→ **Prompt**:
How many lines of the data hold the word "Share"? State the number and nothing else.

→ **Available records**:
────────────────

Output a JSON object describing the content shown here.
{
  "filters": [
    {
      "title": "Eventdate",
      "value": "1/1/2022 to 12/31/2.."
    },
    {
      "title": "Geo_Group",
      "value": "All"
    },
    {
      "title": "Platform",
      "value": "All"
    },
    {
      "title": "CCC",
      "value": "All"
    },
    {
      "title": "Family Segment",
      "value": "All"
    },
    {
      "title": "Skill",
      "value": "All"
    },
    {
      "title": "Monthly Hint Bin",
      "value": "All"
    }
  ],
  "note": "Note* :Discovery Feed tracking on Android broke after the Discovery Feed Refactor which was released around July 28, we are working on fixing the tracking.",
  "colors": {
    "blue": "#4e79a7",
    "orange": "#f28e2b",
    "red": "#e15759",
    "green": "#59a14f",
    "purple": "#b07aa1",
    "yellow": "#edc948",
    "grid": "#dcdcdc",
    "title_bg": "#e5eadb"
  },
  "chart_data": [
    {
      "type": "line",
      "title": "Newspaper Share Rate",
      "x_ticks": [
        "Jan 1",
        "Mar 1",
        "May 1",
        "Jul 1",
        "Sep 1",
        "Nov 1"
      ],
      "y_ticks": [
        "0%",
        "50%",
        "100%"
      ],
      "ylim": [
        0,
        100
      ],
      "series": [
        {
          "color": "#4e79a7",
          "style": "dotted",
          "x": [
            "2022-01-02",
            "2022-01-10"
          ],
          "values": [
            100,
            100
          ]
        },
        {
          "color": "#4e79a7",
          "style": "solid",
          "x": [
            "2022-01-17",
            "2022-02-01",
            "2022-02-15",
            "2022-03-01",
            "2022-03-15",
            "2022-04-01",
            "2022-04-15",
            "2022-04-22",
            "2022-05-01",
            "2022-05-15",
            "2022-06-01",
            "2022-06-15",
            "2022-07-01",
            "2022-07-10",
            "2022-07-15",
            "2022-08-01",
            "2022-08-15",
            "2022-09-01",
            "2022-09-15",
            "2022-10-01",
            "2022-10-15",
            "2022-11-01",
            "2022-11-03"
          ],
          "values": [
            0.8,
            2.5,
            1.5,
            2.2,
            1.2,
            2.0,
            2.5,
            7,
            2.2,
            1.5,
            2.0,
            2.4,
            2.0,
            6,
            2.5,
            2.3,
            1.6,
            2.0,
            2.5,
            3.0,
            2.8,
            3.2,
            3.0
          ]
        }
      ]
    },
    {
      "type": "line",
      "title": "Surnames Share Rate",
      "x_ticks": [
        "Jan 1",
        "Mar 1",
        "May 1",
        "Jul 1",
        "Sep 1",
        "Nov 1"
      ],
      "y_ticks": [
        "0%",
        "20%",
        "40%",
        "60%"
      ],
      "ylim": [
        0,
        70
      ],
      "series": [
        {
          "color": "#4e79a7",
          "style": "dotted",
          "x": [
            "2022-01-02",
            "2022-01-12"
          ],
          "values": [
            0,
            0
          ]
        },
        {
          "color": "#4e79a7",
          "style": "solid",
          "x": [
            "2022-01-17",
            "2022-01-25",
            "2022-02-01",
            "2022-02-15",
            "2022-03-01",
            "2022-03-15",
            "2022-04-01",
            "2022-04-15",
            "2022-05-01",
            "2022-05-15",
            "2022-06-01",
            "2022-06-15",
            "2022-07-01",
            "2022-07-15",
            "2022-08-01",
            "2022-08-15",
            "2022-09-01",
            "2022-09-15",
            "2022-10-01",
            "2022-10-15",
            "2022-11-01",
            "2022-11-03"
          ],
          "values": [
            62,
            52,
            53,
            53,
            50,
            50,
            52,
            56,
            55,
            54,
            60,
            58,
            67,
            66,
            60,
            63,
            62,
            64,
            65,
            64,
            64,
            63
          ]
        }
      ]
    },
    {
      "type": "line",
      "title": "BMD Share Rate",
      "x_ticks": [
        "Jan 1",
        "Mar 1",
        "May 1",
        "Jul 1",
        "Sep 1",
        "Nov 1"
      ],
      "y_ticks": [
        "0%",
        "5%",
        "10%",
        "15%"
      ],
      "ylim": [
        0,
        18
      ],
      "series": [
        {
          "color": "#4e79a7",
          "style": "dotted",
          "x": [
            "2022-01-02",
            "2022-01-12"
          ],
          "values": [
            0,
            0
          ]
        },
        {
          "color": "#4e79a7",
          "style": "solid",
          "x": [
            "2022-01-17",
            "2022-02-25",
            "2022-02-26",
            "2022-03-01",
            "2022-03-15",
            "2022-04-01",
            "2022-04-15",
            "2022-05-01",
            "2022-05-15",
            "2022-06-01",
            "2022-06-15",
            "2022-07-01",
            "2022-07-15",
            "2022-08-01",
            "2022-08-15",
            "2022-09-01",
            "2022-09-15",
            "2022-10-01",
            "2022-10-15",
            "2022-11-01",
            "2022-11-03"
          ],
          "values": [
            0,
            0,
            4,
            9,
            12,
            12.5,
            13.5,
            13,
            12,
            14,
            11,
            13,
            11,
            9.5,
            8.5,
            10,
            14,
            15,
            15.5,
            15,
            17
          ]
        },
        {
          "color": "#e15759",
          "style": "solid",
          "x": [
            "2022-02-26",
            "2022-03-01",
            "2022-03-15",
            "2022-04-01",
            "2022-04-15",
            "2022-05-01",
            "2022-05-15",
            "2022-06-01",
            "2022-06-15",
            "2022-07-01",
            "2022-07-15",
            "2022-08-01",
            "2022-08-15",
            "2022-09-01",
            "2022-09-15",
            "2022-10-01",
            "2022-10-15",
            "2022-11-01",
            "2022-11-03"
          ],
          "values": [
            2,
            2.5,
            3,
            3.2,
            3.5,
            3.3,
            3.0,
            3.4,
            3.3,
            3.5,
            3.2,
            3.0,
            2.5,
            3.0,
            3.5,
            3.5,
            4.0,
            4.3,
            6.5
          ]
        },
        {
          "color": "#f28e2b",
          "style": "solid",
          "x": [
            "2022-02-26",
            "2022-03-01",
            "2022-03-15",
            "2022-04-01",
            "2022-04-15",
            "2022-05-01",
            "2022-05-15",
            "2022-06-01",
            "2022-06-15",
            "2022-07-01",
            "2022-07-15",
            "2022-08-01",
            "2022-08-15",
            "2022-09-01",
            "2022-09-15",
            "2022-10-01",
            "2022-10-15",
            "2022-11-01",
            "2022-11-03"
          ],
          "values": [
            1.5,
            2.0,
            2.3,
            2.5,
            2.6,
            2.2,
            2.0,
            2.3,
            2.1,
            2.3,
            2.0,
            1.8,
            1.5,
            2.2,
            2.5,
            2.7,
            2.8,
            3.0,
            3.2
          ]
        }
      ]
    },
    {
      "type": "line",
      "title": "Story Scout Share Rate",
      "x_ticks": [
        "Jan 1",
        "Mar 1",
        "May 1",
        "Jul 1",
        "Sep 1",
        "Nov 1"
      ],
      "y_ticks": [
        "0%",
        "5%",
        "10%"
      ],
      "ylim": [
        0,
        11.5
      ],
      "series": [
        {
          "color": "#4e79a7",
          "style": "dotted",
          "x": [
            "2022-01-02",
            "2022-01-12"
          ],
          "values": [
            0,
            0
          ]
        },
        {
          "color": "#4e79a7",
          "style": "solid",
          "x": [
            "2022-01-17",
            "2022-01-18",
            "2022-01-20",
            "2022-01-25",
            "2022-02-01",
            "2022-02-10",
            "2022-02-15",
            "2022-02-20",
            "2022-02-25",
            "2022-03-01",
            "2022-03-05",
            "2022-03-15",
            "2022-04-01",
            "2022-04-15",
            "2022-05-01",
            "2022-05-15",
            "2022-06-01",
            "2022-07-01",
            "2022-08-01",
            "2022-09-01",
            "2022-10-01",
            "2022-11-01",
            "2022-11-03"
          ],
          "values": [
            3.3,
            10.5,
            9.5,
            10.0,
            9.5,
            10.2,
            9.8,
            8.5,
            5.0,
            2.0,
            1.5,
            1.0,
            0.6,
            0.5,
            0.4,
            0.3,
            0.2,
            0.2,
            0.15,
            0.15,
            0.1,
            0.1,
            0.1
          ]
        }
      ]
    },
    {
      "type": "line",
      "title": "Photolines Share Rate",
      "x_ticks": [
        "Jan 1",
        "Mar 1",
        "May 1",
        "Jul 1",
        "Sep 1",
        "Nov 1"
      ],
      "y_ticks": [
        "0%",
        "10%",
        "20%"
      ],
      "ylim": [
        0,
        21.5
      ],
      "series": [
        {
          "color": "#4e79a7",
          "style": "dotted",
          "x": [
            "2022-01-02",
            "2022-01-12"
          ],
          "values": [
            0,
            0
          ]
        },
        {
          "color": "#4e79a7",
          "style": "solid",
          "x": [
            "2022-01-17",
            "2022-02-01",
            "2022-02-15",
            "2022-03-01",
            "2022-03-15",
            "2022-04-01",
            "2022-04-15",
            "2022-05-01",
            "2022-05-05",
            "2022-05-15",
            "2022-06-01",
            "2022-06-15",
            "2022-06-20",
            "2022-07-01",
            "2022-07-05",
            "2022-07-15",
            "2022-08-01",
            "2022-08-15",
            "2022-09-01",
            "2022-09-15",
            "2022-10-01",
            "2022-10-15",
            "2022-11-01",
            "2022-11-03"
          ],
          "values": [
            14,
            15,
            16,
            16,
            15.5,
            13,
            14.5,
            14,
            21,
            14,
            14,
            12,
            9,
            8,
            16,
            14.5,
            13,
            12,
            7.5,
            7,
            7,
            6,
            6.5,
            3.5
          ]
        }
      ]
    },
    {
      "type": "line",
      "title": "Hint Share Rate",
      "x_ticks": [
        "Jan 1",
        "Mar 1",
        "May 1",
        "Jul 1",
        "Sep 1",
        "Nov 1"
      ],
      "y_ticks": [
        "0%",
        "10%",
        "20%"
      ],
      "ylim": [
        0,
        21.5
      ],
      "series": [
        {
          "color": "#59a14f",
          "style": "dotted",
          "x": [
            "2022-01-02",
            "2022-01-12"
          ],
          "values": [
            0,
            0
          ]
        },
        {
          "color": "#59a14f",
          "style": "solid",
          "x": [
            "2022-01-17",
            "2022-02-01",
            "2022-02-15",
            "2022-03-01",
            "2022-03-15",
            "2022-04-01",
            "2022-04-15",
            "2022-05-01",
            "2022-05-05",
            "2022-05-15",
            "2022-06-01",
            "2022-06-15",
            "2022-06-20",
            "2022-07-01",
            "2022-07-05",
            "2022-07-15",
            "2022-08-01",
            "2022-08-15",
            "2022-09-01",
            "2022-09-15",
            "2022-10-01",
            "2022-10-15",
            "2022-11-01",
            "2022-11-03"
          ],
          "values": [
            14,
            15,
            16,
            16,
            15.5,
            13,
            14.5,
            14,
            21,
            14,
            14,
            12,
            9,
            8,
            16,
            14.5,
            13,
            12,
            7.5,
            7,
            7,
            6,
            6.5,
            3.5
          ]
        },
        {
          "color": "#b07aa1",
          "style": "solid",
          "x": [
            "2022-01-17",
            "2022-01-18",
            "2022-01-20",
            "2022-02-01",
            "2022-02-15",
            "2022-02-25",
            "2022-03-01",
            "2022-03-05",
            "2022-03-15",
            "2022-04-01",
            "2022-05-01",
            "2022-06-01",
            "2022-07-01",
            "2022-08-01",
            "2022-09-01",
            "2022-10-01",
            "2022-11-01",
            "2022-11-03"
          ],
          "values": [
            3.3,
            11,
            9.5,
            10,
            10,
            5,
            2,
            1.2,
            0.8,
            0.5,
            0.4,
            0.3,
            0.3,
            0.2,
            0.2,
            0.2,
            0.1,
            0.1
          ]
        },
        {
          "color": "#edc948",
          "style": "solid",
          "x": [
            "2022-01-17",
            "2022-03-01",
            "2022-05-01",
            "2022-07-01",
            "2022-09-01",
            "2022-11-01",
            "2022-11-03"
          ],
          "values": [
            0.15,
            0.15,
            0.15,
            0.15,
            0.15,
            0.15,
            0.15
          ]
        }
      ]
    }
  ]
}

────────────────

→ **Written solution**:
6